# Extrait du texte:
_ _ _

PAR NASSUF DJAILANI

Zaho zay est l’histoire d’une quête. Celle du père qui traverse tout le film. Ce conte-documentaire s’ouvre sur un plan large de la devanture d’une maison bourgeoise avec une femme assise sur le côté regardant l’horizon. Elle est de profil avec une jambe affalée de tout son long sous la varangue, tandis que l’autre est posée sur les marches. Elle a les yeux tournés vers l’horizon. Avec un chapeau de raphia sur la tête. Elle est dans une situation d’attente. On croit reconnaître la mélodie d’une comptine d’une chanson populaire malgache. En contrechamp, on nous offre ces paysages désolés d’un jardin qui a dû subir les rigueurs du temps, on croit apercevoir ici ou là des fumerolles. Une sécheresse a dû frapper l’endroit, les feuilles sont sèches, les quelques constructions tombant en ruine. L’impression d’un temps figé. Une narratrice raconte l’absence.
On devine des enfants qui jouent, avec des mots d’enfants qui disent l’insouciance, quand surgit le plan d’un homme de profil jouant aux dés. On pense tous au mpisikidy, nous sommes en pays malagasy. L’homme est torse nu avec un lamba marron sur les épaules. Un chapeau de paille sur la tête, pantacourt gris. Il semble imperturbable. Il est concentré sur ces dés, comme n’ayant que faire du public. Il ne parle pas. Le muet est une des esthétiques du film. C’est une voix off qui raconte la quête.
On devine que cet homme sans parole, c’est le père. Visage fermé, l’homme est très intérieur, voir mélancolique, absent. Il a le corps sec, laissant voir néanmoins une musculature entretenue, avec des mains fermes qui ont dû beaucoup travailler. Des mains fermes, mais qui sont aussi douées de tendresse, on le voit lors d’une scène dans un paysage désertique, quand l’homme s’empare d’un criquet pour esquisser un jeu.

_ _ _

# Données brutes:
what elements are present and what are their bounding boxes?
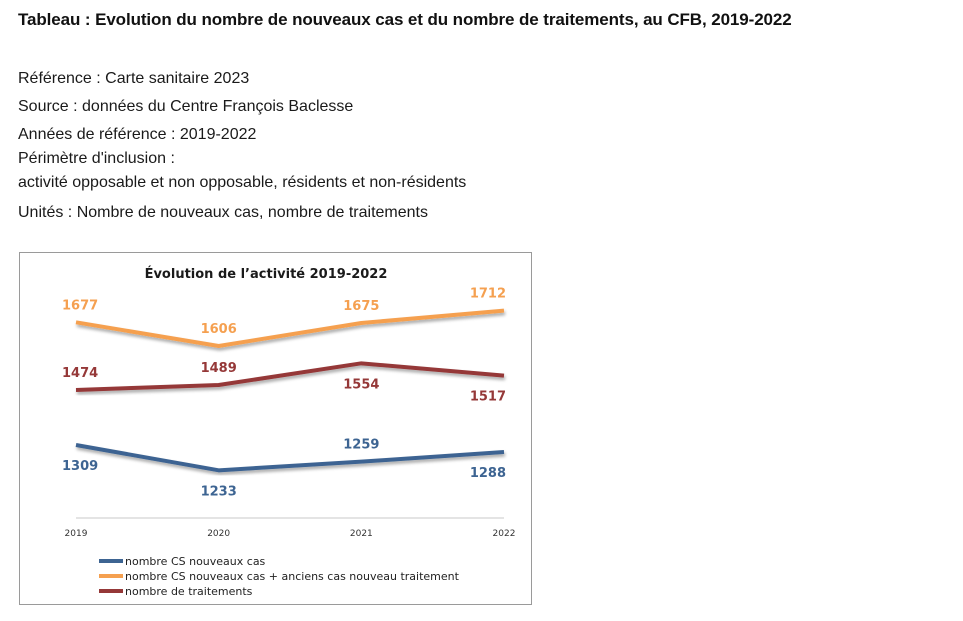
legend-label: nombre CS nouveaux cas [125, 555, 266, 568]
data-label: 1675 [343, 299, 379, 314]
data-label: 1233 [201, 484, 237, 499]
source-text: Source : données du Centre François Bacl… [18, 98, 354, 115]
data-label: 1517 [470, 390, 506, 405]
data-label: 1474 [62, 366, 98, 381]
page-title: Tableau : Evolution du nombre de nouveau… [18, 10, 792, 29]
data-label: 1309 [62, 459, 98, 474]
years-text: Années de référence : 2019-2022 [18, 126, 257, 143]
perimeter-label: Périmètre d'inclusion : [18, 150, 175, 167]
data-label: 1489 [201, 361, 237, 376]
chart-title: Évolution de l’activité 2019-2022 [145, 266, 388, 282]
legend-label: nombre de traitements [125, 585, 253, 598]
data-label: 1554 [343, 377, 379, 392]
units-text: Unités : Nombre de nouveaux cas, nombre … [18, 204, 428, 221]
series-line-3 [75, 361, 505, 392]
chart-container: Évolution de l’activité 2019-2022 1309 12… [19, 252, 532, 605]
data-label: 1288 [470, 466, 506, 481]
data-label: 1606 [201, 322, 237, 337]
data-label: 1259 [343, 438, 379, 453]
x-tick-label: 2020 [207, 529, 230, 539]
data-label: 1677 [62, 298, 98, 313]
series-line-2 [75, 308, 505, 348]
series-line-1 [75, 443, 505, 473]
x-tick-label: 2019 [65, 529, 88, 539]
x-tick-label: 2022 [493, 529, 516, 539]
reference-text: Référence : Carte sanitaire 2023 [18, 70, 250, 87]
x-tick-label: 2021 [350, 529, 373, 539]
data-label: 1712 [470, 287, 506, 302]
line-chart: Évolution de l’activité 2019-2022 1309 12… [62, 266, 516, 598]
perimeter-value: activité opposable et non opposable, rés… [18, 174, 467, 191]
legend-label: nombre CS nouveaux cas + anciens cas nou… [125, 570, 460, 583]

_ _ _

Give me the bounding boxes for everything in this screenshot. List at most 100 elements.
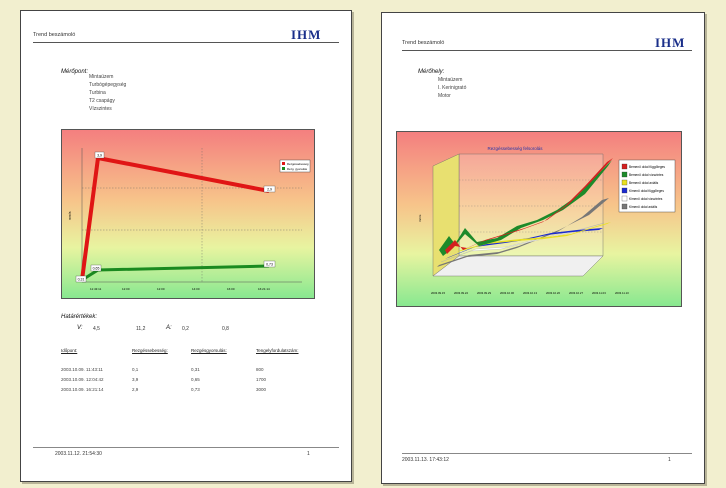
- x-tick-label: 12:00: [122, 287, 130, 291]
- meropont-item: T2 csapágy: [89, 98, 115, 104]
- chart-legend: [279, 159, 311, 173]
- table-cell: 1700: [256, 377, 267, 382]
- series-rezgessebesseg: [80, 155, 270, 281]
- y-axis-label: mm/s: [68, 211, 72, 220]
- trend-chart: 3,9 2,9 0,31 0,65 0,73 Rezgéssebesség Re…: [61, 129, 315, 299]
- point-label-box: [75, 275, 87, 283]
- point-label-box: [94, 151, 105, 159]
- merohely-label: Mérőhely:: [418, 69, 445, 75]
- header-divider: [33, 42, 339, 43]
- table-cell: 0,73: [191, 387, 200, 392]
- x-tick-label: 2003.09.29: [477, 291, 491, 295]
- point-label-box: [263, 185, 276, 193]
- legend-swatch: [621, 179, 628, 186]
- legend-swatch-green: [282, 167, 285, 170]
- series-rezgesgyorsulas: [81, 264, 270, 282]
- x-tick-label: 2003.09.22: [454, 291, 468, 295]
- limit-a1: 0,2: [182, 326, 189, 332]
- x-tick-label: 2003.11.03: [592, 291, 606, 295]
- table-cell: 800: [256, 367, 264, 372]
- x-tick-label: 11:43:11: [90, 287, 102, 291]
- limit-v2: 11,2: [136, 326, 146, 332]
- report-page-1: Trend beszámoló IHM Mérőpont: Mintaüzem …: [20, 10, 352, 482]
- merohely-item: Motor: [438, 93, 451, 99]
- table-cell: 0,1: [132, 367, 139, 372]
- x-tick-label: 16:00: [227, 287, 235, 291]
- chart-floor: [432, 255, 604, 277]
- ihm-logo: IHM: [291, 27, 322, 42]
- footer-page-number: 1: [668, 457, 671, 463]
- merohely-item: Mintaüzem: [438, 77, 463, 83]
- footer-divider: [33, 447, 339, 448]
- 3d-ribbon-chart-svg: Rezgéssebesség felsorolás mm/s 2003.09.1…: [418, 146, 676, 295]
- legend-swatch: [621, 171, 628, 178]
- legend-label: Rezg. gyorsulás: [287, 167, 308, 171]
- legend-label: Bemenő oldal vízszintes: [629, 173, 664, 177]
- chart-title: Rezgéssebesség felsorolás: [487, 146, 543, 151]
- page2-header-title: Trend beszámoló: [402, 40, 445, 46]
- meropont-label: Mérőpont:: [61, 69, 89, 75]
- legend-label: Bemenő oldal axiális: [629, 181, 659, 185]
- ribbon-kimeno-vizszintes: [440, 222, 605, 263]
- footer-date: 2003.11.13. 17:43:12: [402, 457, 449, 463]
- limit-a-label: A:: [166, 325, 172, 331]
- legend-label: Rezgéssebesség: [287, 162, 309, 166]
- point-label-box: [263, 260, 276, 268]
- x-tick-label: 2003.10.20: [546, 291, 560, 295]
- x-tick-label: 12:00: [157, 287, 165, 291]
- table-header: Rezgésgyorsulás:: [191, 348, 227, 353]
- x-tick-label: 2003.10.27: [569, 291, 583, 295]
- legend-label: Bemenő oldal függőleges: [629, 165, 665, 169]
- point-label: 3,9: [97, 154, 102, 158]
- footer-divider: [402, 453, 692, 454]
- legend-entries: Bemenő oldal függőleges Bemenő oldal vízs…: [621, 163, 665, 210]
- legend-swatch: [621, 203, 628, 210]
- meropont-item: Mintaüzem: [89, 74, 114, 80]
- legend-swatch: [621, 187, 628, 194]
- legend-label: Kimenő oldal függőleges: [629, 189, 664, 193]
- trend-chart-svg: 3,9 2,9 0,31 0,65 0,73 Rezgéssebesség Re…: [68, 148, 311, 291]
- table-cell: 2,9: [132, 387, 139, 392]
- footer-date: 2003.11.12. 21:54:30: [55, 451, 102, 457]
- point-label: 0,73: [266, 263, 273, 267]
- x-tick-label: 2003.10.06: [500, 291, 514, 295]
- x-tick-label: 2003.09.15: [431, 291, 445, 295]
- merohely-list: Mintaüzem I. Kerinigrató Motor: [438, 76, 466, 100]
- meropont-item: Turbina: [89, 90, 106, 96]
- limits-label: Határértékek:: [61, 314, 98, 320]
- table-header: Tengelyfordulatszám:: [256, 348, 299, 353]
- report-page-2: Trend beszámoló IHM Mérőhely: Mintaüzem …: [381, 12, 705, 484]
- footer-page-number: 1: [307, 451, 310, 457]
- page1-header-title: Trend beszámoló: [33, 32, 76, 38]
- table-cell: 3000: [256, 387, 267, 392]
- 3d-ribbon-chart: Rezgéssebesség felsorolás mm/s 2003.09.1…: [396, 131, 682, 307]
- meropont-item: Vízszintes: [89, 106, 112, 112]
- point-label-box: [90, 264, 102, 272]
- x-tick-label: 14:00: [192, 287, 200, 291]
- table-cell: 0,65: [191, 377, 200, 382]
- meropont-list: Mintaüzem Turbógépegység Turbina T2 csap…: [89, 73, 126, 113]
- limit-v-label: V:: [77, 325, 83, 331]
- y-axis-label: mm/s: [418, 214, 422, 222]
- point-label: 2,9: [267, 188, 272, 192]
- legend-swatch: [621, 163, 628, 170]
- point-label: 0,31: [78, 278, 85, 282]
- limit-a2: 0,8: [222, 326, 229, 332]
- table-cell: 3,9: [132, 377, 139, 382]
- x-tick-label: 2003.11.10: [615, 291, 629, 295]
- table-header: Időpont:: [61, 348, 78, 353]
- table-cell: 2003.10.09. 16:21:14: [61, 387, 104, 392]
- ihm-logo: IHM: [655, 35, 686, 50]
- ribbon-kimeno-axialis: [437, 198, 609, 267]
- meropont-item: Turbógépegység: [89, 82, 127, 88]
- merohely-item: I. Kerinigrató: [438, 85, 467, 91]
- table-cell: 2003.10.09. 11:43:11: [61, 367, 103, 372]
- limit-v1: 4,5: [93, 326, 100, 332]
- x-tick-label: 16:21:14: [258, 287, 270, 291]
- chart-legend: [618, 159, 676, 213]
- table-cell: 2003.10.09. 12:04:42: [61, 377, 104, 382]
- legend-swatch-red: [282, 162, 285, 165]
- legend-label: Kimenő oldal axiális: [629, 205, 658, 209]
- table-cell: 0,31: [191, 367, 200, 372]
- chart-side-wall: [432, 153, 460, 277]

_ _ _

# Consigne:
Reproduisez sans la moindre modification le passage de l'extrait sur le film Zaho zay qui s'ouvre sur les mots contenant « Zaho zay est » et se referme sur « narratrice raconte l’absence. ».

# Réponse attendue:
Zaho zay est l’histoire d’une quête. Celle du père qui traverse tout le film. Ce conte-documentaire s’ouvre sur un plan large de la devanture d’une maison bourgeoise avec une femme assise sur le côté regardant l’horizon. Elle est de profil avec une jambe affalée de tout son long sous la varangue, tandis que l’autre est posée sur les marches. Elle a les yeux tournés vers l’horizon. Avec un chapeau de raphia sur la tête. Elle est dans une situation d’attente. On croit reconnaître la mélodie d’une comptine d’une chanson populaire malgache. En contrechamp, on nous offre ces paysages désolés d’un jardin qui a dû subir les rigueurs du temps, on croit apercevoir ici ou là des fumerolles. Une sécheresse a dû frapper l’endroit, les feuilles sont sèches, les quelques constructions tombant en ruine. L’impression d’un temps figé. Une narratrice raconte l’absence.